[Record excerpts start]

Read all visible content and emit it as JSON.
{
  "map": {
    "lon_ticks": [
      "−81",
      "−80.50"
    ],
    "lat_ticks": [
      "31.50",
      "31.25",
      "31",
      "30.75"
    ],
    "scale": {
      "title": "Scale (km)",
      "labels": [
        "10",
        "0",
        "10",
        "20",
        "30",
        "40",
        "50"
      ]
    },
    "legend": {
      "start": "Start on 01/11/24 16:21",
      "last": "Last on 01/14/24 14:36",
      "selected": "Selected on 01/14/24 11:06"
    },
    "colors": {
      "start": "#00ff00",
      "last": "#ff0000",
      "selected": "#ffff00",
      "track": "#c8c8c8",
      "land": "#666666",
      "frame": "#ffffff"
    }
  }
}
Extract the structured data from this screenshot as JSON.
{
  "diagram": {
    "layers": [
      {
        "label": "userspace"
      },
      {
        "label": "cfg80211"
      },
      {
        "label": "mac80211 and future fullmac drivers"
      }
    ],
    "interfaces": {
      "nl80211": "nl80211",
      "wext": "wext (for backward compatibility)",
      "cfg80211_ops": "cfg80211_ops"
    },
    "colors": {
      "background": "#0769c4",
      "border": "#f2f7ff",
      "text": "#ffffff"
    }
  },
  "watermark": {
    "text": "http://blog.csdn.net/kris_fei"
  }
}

[Record excerpts end]

» What you are asked to do
Reproduce all the records precisely.

» Exercise result
Read all visible content and emit it as JSON.
{
  "map": {
    "lon_ticks": [
      "−81",
      "−80.50"
    ],
    "lat_ticks": [
      "31.50",
      "31.25",
      "31",
      "30.75"
    ],
    "scale": {
      "title": "Scale (km)",
      "labels": [
        "10",
        "0",
        "10",
        "20",
        "30",
        "40",
        "50"
      ]
    },
    "legend": {
      "start": "Start on 01/11/24 16:21",
      "last": "Last on 01/14/24 14:36",
      "selected": "Selected on 01/14/24 11:06"
    },
    "colors": {
      "start": "#00ff00",
      "last": "#ff0000",
      "selected": "#ffff00",
      "track": "#c8c8c8",
      "land": "#666666",
      "frame": "#ffffff"
    }
  }
}
Extract the structured data from this screenshot as JSON.
{
  "diagram": {
    "layers": [
      {
        "label": "userspace"
      },
      {
        "label": "cfg80211"
      },
      {
        "label": "mac80211 and future fullmac drivers"
      }
    ],
    "interfaces": {
      "nl80211": "nl80211",
      "wext": "wext (for backward compatibility)",
      "cfg80211_ops": "cfg80211_ops"
    },
    "colors": {
      "background": "#0769c4",
      "border": "#f2f7ff",
      "text": "#ffffff"
    }
  },
  "watermark": {
    "text": "http://blog.csdn.net/kris_fei"
  }
}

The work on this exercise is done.